### Goal:
In the records below, starting with the line with "label-exam-room: 考场 [25, 439, 43, 470]" and going on through the line with "question-18 [145, 713, 825, 763]", can you rewrite only those lines with "seal-char" changed to "seal-character" and everything else left as it is?

### Supplied information:
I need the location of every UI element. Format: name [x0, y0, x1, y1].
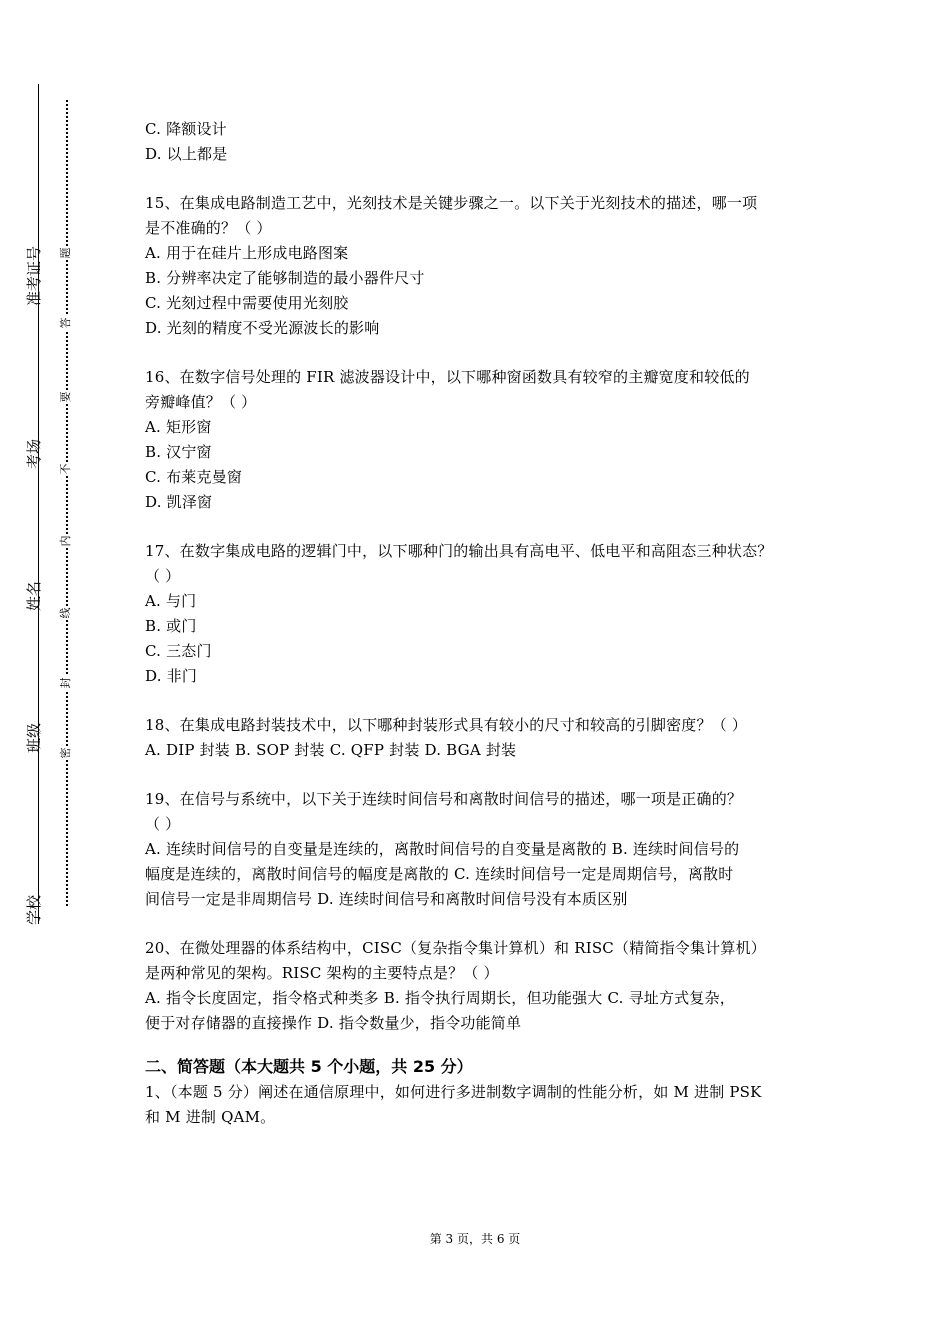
label-exam-room: 考场 [25, 439, 43, 470]
question-stem: 17、在数字集成电路的逻辑门中，以下哪种门的输出具有高电平、低电平和高阻态三种状态？ [145, 542, 773, 560]
question-16 [145, 365, 825, 515]
binding-solid-line [38, 84, 39, 924]
option: B. 分辨率决定了能够制造的最小器件尺寸 [145, 269, 425, 287]
question-stem: 和 M 进制 QAM。 [145, 1108, 276, 1126]
question-stem: 1、（本题 5 分）阐述在通信原理中，如何进行多进制数字调制的性能分析，如 M 进制 PSK [145, 1083, 762, 1101]
option: C. 降额设计 [145, 120, 227, 138]
seal-char: 要 [59, 391, 72, 403]
option: C. 光刻过程中需要使用光刻胶 [145, 294, 349, 312]
seal-char: 封 [59, 677, 72, 689]
question-stem: 是两种常见的架构。RISC 架构的主要特点是？（ ） [145, 964, 499, 982]
option: A. DIP 封装 B. SOP 封装 C. QFP 封装 D. BGA 封装 [145, 741, 517, 759]
seal-char: 线 [59, 607, 72, 619]
option: D. 非门 [145, 667, 198, 685]
short-answer-question-1 [145, 1080, 825, 1130]
seal-char: 题 [59, 247, 72, 259]
question-stem: 15、在集成电路制造工艺中，光刻技术是关键步骤之一。以下关于光刻技术的描述，哪一项 [145, 194, 758, 212]
question-14-tail [145, 117, 825, 167]
option: D. 凯泽窗 [145, 493, 213, 511]
option: A. 连续时间信号的自变量是连续的，离散时间信号的自变量是离散的 B. 连续时间信号的 [145, 840, 740, 858]
option: A. 用于在硅片上形成电路图案 [145, 244, 349, 262]
question-stem: （ ） [145, 567, 181, 585]
label-exam-number: 准考证号 [25, 245, 43, 306]
option: A. 矩形窗 [145, 418, 212, 436]
option: A. 与门 [145, 592, 197, 610]
page-footer: 第 3 页，共 6 页 [429, 1232, 521, 1246]
option: C. 三态门 [145, 642, 212, 660]
option: C. 布莱克曼窗 [145, 468, 243, 486]
option: B. 汉宁窗 [145, 443, 212, 461]
question-18 [145, 713, 825, 763]
seal-char: 不 [59, 463, 72, 475]
label-name: 姓名 [25, 581, 43, 612]
question-stem: （ ） [145, 815, 181, 833]
option: 便于对存储器的直接操作 D. 指令数量少，指令功能简单 [145, 1014, 522, 1032]
option: A. 指令长度固定，指令格式种类多 B. 指令执行周期长，但功能强大 C. 寻址方式复杂， [145, 989, 735, 1007]
question-20 [145, 936, 825, 1036]
question-stem: 19、在信号与系统中，以下关于连续时间信号和离散时间信号的描述，哪一项是正确的？ [145, 790, 743, 808]
option: D. 光刻的精度不受光源波长的影响 [145, 319, 380, 337]
question-content [145, 117, 825, 1130]
question-15 [145, 191, 825, 341]
question-stem: 18、在集成电路封装技术中，以下哪种封装形式具有较小的尺寸和较高的引脚密度？（ ） [145, 716, 748, 734]
question-stem: 20、在微处理器的体系结构中，CISC（复杂指令集计算机）和 RISC（精简指令集计算机） [145, 939, 766, 957]
option: 间信号一定是非周期信号 D. 连续时间信号和离散时间信号没有本质区别 [145, 890, 628, 908]
option: 幅度是连续的，离散时间信号的幅度是离散的 C. 连续时间信号一定是周期信号，离散时 [145, 865, 734, 883]
seal-char: 答 [59, 317, 72, 329]
question-stem: 是不准确的？（ ） [145, 219, 272, 237]
question-17 [145, 539, 825, 689]
option: B. 或门 [145, 617, 197, 635]
section-title: 二、简答题（本大题共 5 个小题，共 25 分） [145, 1057, 473, 1076]
seal-char: 内 [59, 535, 72, 547]
option: D. 以上都是 [145, 145, 228, 163]
question-stem: 旁瓣峰值？（ ） [145, 393, 257, 411]
binding-dotted-line [66, 100, 68, 906]
label-school: 学校 [25, 895, 43, 926]
seal-char: 密 [59, 747, 72, 759]
question-stem: 16、在数字信号处理的 FIR 滤波器设计中，以下哪种窗函数具有较窄的主瓣宽度和较低的 [145, 368, 750, 386]
label-class: 班级 [25, 723, 43, 754]
question-19 [145, 787, 825, 912]
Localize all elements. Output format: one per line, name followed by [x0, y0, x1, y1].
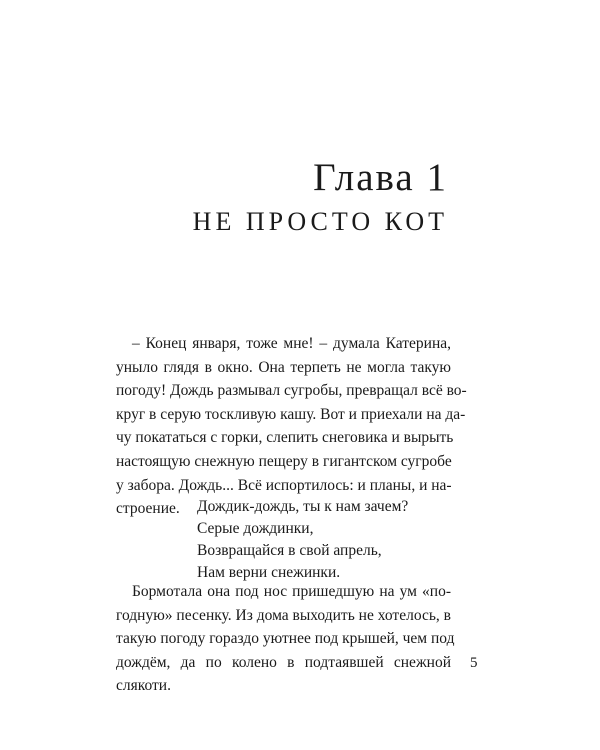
- text-line: – Конец января, тоже мне! – думала Катерина,: [132, 335, 451, 352]
- text-line: уныло глядя в окно. Она терпеть не могла такую: [116, 358, 451, 376]
- text-line: строение.: [116, 500, 180, 518]
- chapter-heading: [193, 156, 448, 240]
- text-line: у забора. Дождь... Всё испортилось: и планы, и на-: [116, 476, 452, 494]
- text-line: настоящую снежную пещеру в гигантском сугробе: [116, 452, 452, 470]
- text-line: погоду! Дождь размывал сугробы, превращал всё во-: [116, 382, 467, 400]
- text-line: дождём, да по колено в подтаявшей снежной: [116, 653, 451, 671]
- text-line: чу покататься с горки, слепить снеговика и вырыть: [116, 429, 454, 447]
- text-line: такую погоду гораздо уютнее под крышей, чем под: [116, 630, 455, 648]
- poem-line: Дождик-дождь, ты к нам зачем?: [197, 498, 409, 515]
- text-line: круг в серую тоскливую кашу. Вот и приехали на да-: [116, 405, 466, 423]
- text-line: слякоти.: [116, 677, 171, 695]
- chapter-number: Глава 1: [313, 156, 448, 199]
- text-line: Бормотала она под нос пришедшую на ум «по-: [132, 583, 451, 600]
- poem-line: Нам верни снежинки.: [197, 564, 341, 581]
- poem: [197, 496, 408, 584]
- page-number: 5: [470, 655, 478, 671]
- poem-line: Серые дождинки,: [197, 520, 314, 537]
- paragraph-1: [116, 332, 467, 521]
- chapter-title: НЕ ПРОСТО КОТ: [192, 207, 448, 236]
- paragraph-2: [116, 580, 455, 698]
- text-line: годную» песенку. Из дома выходить не хотелось, в: [116, 606, 451, 624]
- poem-line: Возвращайся в свой апрель,: [197, 542, 382, 559]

### Answer to this exercise:
label-exam-room: 考场 [25, 439, 43, 470]
question-stem: 17、在数字集成电路的逻辑门中，以下哪种门的输出具有高电平、低电平和高阻态三种状态？ [145, 542, 773, 560]
question-16 [145, 365, 825, 515]
binding-solid-line [38, 84, 39, 924]
option: B. 分辨率决定了能够制造的最小器件尺寸 [145, 269, 425, 287]
question-stem: 和 M 进制 QAM。 [145, 1108, 276, 1126]
question-stem: 1、（本题 5 分）阐述在通信原理中，如何进行多进制数字调制的性能分析，如 M 进制 PSK [145, 1083, 762, 1101]
option: C. 降额设计 [145, 120, 227, 138]
seal-character: 要 [59, 391, 72, 403]
option: C. 光刻过程中需要使用光刻胶 [145, 294, 349, 312]
seal-character: 封 [59, 677, 72, 689]
question-stem: 是两种常见的架构。RISC 架构的主要特点是？（ ） [145, 964, 499, 982]
option: A. DIP 封装 B. SOP 封装 C. QFP 封装 D. BGA 封装 [145, 741, 517, 759]
seal-character: 线 [59, 607, 72, 619]
option: D. 非门 [145, 667, 198, 685]
short-answer-question-1 [145, 1080, 825, 1130]
seal-character: 题 [59, 247, 72, 259]
question-stem: 15、在集成电路制造工艺中，光刻技术是关键步骤之一。以下关于光刻技术的描述，哪一项 [145, 194, 758, 212]
question-14-tail [145, 117, 825, 167]
option: D. 凯泽窗 [145, 493, 213, 511]
option: A. 连续时间信号的自变量是连续的，离散时间信号的自变量是离散的 B. 连续时间信号的 [145, 840, 740, 858]
option: A. 用于在硅片上形成电路图案 [145, 244, 349, 262]
question-stem: （ ） [145, 567, 181, 585]
label-exam-number: 准考证号 [25, 245, 43, 306]
option: A. 矩形窗 [145, 418, 212, 436]
option: A. 与门 [145, 592, 197, 610]
page-footer: 第 3 页，共 6 页 [429, 1232, 521, 1246]
option: C. 三态门 [145, 642, 212, 660]
option: C. 布莱克曼窗 [145, 468, 243, 486]
option: B. 汉宁窗 [145, 443, 212, 461]
question-18 [145, 713, 825, 763]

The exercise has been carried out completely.